GIVEN REQUEST ▸ Keep the pictures out of the copy and repeat the records exactly.

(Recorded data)
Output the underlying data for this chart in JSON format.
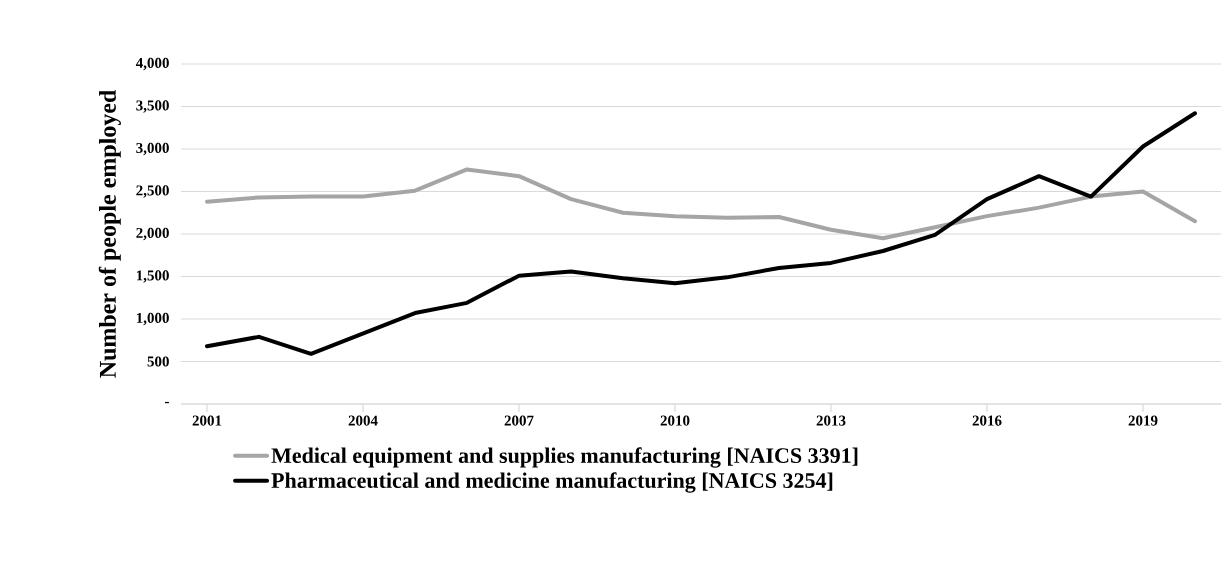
{
  "chart_data": {
    "type": "line",
    "ylabel": "Number of people employed",
    "categories": [
      "2001",
      null,
      null,
      "2004",
      null,
      null,
      "2007",
      null,
      null,
      "2010",
      null,
      null,
      "2013",
      null,
      null,
      "2016",
      null,
      null,
      "2019",
      null
    ],
    "series": [
      {
        "name": "Medical equipment and supplies manufacturing [NAICS 3391]",
        "color": "#a5a5a5",
        "values": [
          2380,
          2430,
          2440,
          2440,
          2510,
          2760,
          2680,
          2410,
          2250,
          2210,
          2190,
          2200,
          2050,
          1950,
          2080,
          2210,
          2310,
          2440,
          2500,
          2150
        ]
      },
      {
        "name": "Pharmaceutical and medicine manufacturing [NAICS 3254]",
        "color": "#000000",
        "values": [
          680,
          790,
          590,
          830,
          1070,
          1190,
          1510,
          1560,
          1480,
          1420,
          1490,
          1600,
          1660,
          1800,
          1990,
          2410,
          2680,
          2440,
          3030,
          3420
        ]
      }
    ],
    "ylim": [
      0,
      4000
    ],
    "yticks": [
      {
        "value": 0,
        "label": "-"
      },
      500,
      {
        "value": 1000,
        "label": "1,000"
      },
      {
        "value": 1500,
        "label": "1,500"
      },
      {
        "value": 2000,
        "label": "2,000"
      },
      {
        "value": 2500,
        "label": "2,500"
      },
      {
        "value": 3000,
        "label": "3,000"
      },
      {
        "value": 3500,
        "label": "3,500"
      },
      {
        "value": 4000,
        "label": "4,000"
      }
    ],
    "grid": "y",
    "legend": "bottom",
    "line_style": "solid"
  }
}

ANSWER TO THE TASK ▸
Output the underlying data for this chart in JSON format.
{
  "chart_data": {
    "type": "line",
    "ylabel": "Number of people employed",
    "categories": [
      "2001",
      null,
      null,
      "2004",
      null,
      null,
      "2007",
      null,
      null,
      "2010",
      null,
      null,
      "2013",
      null,
      null,
      "2016",
      null,
      null,
      "2019",
      null
    ],
    "series": [
      {
        "name": "Medical equipment and supplies manufacturing [NAICS 3391]",
        "color": "#a5a5a5",
        "values": [
          2380,
          2430,
          2440,
          2440,
          2510,
          2760,
          2680,
          2410,
          2250,
          2210,
          2190,
          2200,
          2050,
          1950,
          2080,
          2210,
          2310,
          2440,
          2500,
          2150
        ]
      },
      {
        "name": "Pharmaceutical and medicine manufacturing [NAICS 3254]",
        "color": "#000000",
        "values": [
          680,
          790,
          590,
          830,
          1070,
          1190,
          1510,
          1560,
          1480,
          1420,
          1490,
          1600,
          1660,
          1800,
          1990,
          2410,
          2680,
          2440,
          3030,
          3420
        ]
      }
    ],
    "ylim": [
      0,
      4000
    ],
    "yticks": [
      {
        "value": 0,
        "label": "-"
      },
      500,
      {
        "value": 1000,
        "label": "1,000"
      },
      {
        "value": 1500,
        "label": "1,500"
      },
      {
        "value": 2000,
        "label": "2,000"
      },
      {
        "value": 2500,
        "label": "2,500"
      },
      {
        "value": 3000,
        "label": "3,000"
      },
      {
        "value": 3500,
        "label": "3,500"
      },
      {
        "value": 4000,
        "label": "4,000"
      }
    ],
    "grid": "y",
    "legend": "bottom",
    "line_style": "solid"
  }
}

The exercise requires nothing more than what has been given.